Dataset entries:
◆ ◆ ◆

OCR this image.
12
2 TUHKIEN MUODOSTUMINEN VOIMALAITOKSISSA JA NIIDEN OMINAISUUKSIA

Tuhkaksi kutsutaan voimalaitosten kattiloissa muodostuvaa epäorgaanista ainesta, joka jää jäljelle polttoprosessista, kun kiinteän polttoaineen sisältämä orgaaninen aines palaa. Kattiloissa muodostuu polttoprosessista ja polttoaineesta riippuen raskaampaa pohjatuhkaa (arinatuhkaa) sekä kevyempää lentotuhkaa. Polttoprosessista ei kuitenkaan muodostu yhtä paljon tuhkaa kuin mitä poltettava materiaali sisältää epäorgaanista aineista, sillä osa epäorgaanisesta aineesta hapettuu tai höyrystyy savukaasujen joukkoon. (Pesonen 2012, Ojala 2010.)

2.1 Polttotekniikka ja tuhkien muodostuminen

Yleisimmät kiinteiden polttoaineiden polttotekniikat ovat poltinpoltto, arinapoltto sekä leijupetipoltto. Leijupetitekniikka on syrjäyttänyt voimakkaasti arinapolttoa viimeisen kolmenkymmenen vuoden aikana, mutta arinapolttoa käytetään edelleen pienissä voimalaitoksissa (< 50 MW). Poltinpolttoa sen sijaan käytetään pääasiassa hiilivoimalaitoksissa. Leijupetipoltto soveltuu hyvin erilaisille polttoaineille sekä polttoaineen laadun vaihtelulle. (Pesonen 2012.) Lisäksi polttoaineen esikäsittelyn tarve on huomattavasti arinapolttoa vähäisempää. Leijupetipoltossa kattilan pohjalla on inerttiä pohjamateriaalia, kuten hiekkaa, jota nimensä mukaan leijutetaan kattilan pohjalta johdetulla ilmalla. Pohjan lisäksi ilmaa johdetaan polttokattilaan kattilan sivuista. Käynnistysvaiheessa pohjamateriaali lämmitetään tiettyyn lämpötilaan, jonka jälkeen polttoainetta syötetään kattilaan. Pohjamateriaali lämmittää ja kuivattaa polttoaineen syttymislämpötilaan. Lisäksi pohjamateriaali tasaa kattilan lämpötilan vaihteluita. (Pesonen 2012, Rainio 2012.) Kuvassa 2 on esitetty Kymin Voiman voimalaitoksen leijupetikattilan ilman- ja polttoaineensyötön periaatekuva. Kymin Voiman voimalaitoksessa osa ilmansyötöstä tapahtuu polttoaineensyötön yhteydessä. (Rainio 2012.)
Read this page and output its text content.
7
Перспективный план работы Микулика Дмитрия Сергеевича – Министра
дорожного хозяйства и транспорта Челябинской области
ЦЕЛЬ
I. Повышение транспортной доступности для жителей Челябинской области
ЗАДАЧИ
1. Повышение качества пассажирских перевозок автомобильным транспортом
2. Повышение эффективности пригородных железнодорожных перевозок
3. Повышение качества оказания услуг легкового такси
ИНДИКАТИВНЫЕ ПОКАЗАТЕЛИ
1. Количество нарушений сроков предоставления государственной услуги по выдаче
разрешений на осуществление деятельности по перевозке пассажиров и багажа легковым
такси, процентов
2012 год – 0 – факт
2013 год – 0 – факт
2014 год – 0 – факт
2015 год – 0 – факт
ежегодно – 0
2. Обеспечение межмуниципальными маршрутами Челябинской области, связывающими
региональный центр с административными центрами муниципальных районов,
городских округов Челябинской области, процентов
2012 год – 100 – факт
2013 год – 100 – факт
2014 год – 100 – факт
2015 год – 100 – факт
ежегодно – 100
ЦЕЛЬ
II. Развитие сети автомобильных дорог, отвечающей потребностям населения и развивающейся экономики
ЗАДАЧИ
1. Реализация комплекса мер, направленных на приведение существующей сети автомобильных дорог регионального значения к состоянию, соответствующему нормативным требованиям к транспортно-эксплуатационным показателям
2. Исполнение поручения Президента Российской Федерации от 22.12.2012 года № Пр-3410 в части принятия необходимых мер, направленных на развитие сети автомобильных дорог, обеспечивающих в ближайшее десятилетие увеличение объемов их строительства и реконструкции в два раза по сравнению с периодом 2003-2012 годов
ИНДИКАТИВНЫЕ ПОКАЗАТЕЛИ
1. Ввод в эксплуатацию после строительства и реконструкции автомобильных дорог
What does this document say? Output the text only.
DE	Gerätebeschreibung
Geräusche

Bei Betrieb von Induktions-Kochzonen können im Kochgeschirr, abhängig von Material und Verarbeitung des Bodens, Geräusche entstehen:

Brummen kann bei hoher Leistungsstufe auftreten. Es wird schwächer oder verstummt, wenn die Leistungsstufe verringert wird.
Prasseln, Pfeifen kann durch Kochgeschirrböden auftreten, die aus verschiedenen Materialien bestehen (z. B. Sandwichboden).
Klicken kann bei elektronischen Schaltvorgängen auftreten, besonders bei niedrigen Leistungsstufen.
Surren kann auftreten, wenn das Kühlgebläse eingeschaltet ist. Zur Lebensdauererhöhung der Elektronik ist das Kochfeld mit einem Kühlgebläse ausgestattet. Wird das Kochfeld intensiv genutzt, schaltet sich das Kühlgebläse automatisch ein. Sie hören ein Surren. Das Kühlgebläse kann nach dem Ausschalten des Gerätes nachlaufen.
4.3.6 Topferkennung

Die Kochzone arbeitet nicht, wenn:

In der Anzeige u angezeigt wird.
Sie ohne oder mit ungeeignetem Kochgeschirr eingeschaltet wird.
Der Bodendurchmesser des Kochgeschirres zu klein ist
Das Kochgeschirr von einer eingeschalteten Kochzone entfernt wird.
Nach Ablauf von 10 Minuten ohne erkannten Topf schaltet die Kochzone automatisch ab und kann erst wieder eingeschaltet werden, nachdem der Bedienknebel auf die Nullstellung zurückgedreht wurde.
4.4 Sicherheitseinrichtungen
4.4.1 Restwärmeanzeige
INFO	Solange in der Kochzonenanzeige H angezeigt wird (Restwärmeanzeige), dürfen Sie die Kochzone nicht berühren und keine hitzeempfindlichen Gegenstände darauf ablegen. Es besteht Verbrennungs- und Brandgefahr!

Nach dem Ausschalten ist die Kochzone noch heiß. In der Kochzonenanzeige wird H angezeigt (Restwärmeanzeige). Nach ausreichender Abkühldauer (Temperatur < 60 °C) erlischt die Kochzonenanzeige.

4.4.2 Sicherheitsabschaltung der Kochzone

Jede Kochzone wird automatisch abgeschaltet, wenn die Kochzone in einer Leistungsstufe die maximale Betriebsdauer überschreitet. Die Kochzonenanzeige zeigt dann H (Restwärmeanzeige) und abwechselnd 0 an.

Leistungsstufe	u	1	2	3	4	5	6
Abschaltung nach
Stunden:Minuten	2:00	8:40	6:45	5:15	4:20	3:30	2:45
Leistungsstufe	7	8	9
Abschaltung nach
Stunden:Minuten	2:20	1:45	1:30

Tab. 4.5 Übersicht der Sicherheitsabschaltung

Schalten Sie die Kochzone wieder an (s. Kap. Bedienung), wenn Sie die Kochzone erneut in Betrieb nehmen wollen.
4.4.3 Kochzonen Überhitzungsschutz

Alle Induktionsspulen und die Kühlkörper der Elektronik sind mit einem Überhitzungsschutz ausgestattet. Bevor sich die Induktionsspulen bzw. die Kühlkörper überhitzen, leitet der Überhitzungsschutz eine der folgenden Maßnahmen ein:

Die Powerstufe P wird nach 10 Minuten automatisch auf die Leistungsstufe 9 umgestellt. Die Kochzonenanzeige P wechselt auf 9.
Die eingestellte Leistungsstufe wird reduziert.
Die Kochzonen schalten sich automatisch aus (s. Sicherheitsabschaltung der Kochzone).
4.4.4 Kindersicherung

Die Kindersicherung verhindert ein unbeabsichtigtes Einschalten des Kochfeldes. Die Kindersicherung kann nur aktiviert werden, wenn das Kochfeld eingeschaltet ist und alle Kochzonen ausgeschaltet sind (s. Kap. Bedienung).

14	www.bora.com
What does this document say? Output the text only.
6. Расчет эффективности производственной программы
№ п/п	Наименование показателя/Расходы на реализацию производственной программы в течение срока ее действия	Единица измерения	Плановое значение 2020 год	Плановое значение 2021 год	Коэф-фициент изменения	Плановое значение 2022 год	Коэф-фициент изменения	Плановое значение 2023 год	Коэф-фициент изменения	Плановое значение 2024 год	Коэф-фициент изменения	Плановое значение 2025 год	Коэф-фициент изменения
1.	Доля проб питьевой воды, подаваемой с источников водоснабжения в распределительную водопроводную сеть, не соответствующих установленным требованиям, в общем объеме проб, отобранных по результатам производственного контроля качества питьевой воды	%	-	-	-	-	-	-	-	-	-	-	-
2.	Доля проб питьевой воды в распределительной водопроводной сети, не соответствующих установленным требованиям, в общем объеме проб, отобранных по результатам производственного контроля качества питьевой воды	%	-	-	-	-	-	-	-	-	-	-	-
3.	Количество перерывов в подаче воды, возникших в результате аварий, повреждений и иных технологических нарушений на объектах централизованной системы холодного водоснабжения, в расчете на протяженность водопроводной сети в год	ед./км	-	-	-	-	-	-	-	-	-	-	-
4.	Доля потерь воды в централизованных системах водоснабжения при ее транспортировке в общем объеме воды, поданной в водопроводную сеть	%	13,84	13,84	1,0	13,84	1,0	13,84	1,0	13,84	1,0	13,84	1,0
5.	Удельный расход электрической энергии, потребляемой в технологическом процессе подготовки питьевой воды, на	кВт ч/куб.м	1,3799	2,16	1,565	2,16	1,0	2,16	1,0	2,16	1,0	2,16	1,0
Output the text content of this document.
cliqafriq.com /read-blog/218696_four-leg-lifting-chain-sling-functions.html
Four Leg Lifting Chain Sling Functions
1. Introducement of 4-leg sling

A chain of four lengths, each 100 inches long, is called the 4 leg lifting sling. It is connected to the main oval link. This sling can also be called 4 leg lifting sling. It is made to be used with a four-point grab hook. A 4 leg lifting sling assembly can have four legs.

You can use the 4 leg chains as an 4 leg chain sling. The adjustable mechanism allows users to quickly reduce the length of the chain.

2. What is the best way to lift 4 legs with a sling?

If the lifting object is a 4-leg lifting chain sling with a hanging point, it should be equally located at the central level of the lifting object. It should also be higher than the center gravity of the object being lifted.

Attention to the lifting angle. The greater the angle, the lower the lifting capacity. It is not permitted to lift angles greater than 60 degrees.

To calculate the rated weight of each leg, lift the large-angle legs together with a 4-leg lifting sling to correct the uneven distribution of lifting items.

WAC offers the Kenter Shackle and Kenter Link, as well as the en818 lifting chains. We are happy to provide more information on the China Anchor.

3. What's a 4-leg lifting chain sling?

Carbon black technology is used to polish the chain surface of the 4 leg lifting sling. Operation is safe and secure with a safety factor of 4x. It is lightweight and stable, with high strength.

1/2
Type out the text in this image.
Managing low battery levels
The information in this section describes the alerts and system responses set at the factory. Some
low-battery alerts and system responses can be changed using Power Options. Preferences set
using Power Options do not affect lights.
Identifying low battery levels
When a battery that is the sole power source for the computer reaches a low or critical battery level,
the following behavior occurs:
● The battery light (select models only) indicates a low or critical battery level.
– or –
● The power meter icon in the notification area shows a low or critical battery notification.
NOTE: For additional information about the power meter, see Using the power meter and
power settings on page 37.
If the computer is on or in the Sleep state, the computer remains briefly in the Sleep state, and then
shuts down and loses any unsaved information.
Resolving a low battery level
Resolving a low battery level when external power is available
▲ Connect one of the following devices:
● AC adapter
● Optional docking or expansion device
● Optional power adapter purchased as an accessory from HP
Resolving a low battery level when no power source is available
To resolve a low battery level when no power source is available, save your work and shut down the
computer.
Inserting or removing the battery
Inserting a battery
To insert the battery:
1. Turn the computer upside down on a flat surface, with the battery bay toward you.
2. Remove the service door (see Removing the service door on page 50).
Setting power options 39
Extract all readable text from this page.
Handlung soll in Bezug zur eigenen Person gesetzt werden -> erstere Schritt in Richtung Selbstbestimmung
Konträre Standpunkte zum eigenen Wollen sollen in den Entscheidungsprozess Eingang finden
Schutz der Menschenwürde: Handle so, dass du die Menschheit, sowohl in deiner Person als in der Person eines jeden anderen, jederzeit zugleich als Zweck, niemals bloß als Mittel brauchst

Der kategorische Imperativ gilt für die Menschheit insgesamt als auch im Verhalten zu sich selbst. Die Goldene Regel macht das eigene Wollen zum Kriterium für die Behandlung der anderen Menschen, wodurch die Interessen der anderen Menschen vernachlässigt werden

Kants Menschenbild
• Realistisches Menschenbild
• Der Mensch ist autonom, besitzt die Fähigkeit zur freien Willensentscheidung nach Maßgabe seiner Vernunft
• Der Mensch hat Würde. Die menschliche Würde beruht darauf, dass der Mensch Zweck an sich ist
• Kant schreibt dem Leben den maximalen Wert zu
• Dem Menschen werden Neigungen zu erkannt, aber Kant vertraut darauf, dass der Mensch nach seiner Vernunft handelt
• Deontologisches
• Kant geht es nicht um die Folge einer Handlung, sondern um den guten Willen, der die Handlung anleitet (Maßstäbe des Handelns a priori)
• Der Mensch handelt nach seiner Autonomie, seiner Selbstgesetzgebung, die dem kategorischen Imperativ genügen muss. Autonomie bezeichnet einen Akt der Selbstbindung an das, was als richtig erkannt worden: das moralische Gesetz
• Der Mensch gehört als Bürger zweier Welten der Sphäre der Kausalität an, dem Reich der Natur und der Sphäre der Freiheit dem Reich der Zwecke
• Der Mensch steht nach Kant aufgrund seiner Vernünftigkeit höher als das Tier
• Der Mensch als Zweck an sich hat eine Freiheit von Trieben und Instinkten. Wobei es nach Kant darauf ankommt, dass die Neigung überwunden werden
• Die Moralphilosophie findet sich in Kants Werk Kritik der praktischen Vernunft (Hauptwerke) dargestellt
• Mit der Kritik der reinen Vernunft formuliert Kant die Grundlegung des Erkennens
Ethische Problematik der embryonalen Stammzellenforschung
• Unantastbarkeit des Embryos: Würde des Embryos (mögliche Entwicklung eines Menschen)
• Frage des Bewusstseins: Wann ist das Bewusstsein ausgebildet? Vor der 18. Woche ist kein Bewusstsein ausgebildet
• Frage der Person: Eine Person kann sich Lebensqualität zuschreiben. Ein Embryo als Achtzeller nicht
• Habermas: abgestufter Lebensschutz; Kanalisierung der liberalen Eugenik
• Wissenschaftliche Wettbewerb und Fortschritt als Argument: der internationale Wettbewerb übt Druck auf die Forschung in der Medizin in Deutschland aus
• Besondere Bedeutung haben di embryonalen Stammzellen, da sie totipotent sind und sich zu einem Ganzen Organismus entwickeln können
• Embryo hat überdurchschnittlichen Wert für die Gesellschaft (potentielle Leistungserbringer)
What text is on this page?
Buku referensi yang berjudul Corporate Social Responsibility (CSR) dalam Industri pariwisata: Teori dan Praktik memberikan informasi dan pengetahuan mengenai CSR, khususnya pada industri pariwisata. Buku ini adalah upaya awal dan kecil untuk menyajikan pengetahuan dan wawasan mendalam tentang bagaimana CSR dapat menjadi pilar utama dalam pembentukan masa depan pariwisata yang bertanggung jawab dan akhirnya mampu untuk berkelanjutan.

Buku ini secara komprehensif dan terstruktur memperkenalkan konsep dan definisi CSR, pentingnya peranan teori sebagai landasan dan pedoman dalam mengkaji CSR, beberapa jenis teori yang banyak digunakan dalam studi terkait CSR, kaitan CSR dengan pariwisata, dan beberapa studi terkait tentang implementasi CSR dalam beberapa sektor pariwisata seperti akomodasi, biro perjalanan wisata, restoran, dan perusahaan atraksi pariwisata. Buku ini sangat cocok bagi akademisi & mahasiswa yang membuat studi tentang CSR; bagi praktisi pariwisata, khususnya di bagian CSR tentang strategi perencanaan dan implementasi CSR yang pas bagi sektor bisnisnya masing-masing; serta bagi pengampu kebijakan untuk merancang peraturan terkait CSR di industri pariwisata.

◆ ◆ ◆

Out of the material above, select every line that holds the string "Menschenbild".

Kants Menschenbild
• Realistisches Menschenbild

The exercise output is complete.